## [TASK DIRECTIONS]
Using the entries that follow, collect the lines where the word "left" appears.

[Stored data entries]
═══

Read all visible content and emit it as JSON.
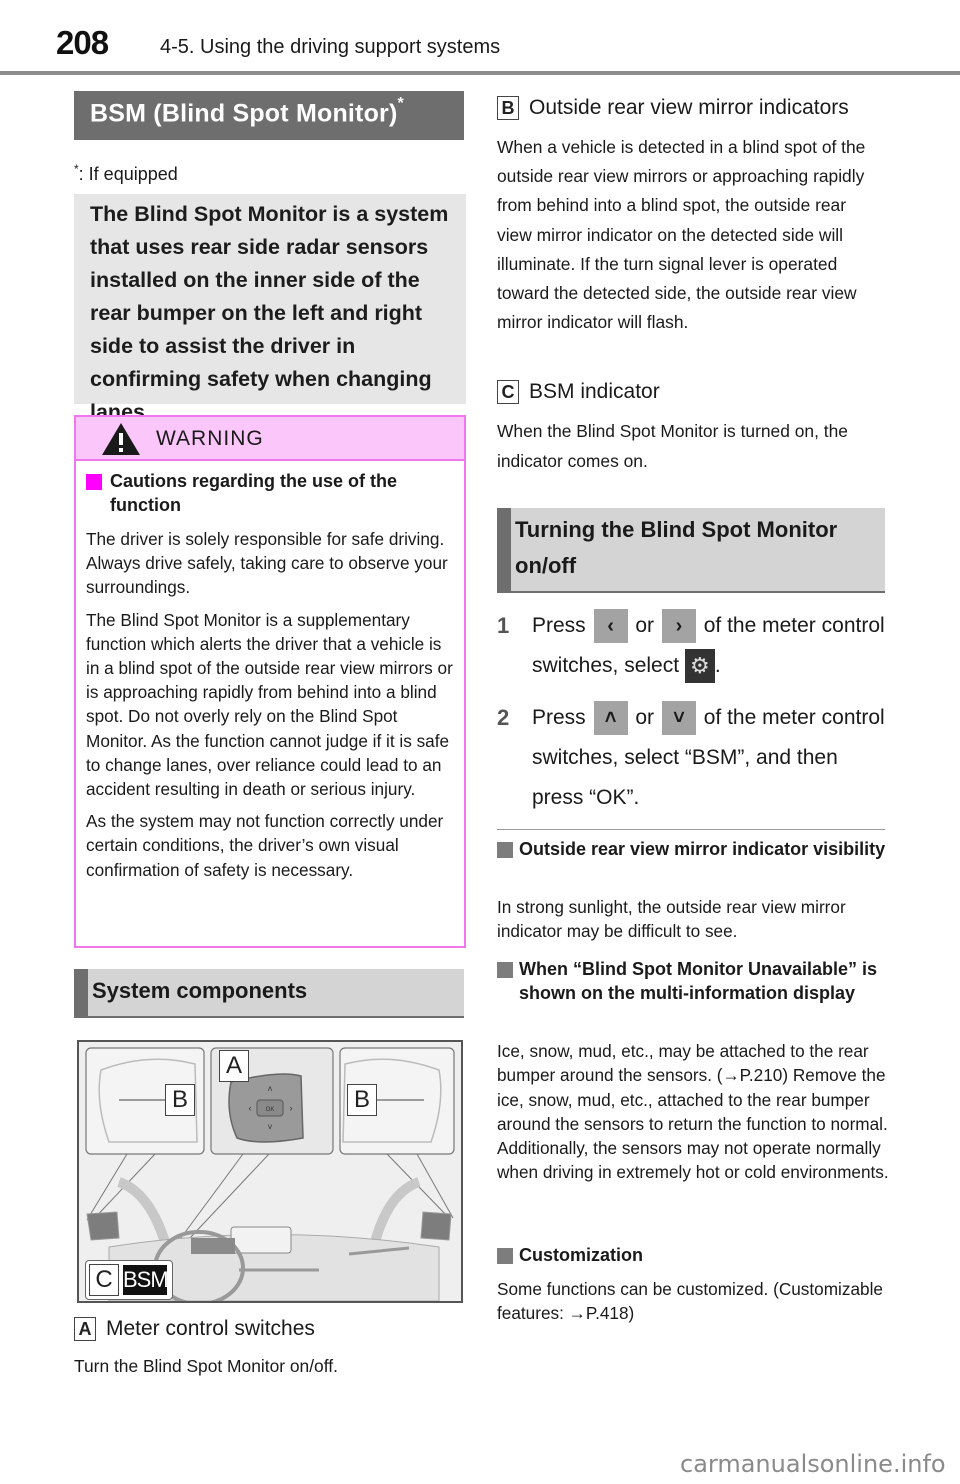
{
  "header": {
    "page_number": "208",
    "chapter": "4-5. Using the driving support systems"
  },
  "title": {
    "text": "BSM (Blind Spot Monitor)",
    "marker": "*"
  },
  "footnote": {
    "marker": "*",
    "text": ":  If equipped"
  },
  "intro": "The Blind Spot Monitor is a system that uses rear side radar sensors installed on the inner side of the rear bumper on the left and right side to assist the driver in confirming safety when changing lanes.",
  "warning": {
    "title": "WARNING",
    "subheading": "Cautions regarding the use of the function",
    "paragraphs": [
      "The driver is solely responsible for safe driving. Always drive safely, taking care to observe your surroundings.",
      "The Blind Spot Monitor is a supplementary function which alerts the driver that a vehicle is in a blind spot of the outside rear view mirrors or is approaching rapidly from behind into a blind spot. Do not overly rely on the Blind Spot Monitor. As the function cannot judge if it is safe to change lanes, over reliance could lead to an accident resulting in death or serious injury.",
      "As the system may not function correctly under certain conditions, the driver’s own visual confirmation of safety is necessary."
    ]
  },
  "system_components": {
    "heading": "System components",
    "illustration": {
      "labels": [
        "A",
        "B",
        "B",
        "C"
      ],
      "bsm_badge": "BSM",
      "switch_center": "OK"
    },
    "items": [
      {
        "label": "A",
        "title": "Meter control switches",
        "desc": "Turn the Blind Spot Monitor on/off."
      },
      {
        "label": "B",
        "title": "Outside rear view mirror indicators",
        "desc": "When a vehicle is detected in a blind spot of the outside rear view mirrors or approaching rapidly from behind into a blind spot, the outside rear view mirror indicator on the detected side will illuminate. If the turn signal lever is operated toward the detected side, the outside rear view mirror indicator will flash."
      },
      {
        "label": "C",
        "title": "BSM indicator",
        "desc": "When the Blind Spot Monitor is turned on, the indicator comes on."
      }
    ]
  },
  "turning": {
    "heading": "Turning the Blind Spot Monitor on/off",
    "steps": [
      {
        "num": "1",
        "pre": "Press",
        "or": "or",
        "mid": "of the meter control switches, select",
        "post": ".",
        "icons": [
          "chevron-left",
          "chevron-right",
          "gear"
        ]
      },
      {
        "num": "2",
        "pre": "Press",
        "or": "or",
        "mid": "of the meter control switches, select “BSM”, and then press “OK”.",
        "icons": [
          "chevron-up",
          "chevron-down"
        ]
      }
    ]
  },
  "notes": [
    {
      "heading": "Outside rear view mirror indicator visibility",
      "text": "In strong sunlight, the outside rear view mirror indicator may be difficult to see."
    },
    {
      "heading": "When “Blind Spot Monitor Unavailable” is shown on the multi-information display",
      "text": "Ice, snow, mud, etc., may be attached to the rear bumper around the sensors. (→P.210) Remove the ice, snow, mud, etc., attached to the rear bumper around the sensors to return the function to normal. Additionally, the sensors may not operate normally when driving in extremely hot or cold environments."
    },
    {
      "heading": "Customization",
      "text": "Some functions can be customized. (Customizable features: →P.418)"
    }
  ],
  "icons": {
    "chevron-left": "‹",
    "chevron-right": "›",
    "chevron-up": "˄",
    "chevron-down": "˅",
    "gear": "⚙",
    "warning": "warning-triangle"
  },
  "colors": {
    "warning_border": "#f076ef",
    "warning_header_bg": "#fbc6f9",
    "warning_square": "#ff00ff",
    "title_bar_bg": "#6e6e6e",
    "section_bg": "#d4d4d4",
    "intro_bg": "#e6e6e6"
  },
  "watermark": "carmanualsonline.info"
}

═══

## [FULL OUTPUT]
  "intro": "The Blind Spot Monitor is a system that uses rear side radar sensors installed on the inner side of the rear bumper on the left and right side to assist the driver in confirming safety when changing lanes.",
          "chevron-left",
    "chevron-left": "‹",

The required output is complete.